Exercise> Each line in the entries below that holds the string "Morbo" is to be listed.

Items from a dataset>
::::

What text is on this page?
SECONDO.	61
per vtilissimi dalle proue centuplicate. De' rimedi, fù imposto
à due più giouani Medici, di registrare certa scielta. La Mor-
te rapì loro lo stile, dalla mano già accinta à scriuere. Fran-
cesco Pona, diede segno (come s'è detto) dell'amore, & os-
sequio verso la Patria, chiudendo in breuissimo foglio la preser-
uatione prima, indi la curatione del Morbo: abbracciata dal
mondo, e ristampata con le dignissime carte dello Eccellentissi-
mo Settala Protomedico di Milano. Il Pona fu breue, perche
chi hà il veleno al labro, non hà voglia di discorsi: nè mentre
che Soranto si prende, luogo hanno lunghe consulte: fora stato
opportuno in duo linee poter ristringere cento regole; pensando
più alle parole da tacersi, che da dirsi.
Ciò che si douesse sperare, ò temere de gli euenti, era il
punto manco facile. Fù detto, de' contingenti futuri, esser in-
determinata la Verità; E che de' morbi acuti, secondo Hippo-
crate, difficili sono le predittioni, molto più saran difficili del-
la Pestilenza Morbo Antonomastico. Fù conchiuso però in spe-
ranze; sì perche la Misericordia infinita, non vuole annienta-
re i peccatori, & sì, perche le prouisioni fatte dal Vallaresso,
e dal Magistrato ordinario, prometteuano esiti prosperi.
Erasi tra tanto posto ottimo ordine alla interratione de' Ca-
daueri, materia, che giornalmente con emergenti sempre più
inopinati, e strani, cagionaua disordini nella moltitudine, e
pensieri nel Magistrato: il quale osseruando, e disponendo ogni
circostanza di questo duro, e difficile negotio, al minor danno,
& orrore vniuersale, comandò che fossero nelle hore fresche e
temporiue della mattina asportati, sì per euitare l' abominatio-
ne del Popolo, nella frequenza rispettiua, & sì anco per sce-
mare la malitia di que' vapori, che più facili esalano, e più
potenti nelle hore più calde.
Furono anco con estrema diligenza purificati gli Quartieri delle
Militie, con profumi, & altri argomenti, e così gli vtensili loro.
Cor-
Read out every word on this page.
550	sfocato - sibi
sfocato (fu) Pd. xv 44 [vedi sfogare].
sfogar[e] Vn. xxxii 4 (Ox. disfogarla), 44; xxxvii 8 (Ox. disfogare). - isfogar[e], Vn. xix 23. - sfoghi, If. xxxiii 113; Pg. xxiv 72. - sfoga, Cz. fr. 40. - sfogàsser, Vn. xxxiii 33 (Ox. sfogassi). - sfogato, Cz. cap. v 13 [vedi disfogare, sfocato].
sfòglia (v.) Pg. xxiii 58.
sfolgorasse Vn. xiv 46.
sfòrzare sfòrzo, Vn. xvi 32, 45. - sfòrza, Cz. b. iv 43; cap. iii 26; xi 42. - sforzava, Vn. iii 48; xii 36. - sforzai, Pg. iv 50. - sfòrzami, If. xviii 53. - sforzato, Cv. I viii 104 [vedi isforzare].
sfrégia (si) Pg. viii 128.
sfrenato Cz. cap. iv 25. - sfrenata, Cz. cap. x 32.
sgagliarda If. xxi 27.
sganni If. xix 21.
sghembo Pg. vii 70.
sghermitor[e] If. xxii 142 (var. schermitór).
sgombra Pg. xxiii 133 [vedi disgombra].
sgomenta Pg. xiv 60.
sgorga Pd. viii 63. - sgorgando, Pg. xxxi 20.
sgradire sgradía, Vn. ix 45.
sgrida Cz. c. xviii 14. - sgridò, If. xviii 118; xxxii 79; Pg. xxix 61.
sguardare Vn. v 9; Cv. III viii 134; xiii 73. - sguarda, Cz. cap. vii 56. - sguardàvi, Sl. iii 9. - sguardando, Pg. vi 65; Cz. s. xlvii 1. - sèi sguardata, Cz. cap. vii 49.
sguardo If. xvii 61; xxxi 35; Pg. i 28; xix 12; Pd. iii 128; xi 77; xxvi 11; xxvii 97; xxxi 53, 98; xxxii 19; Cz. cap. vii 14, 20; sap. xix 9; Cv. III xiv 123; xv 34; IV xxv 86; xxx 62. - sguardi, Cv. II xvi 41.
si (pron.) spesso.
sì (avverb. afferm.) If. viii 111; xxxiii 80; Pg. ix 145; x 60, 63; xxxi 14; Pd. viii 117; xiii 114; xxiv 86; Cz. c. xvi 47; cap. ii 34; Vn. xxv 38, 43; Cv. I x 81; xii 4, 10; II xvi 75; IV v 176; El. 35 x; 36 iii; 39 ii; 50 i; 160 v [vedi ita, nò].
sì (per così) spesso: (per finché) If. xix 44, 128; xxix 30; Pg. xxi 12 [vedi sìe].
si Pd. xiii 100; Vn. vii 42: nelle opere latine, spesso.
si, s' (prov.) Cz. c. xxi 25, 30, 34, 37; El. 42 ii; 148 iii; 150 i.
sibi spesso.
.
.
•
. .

::::

Task response>
uatione prima, indi la curatione del Morbo: abbracciata dal
la Pestilenza Morbo Antonomastico. Fù conchiuso però in spe-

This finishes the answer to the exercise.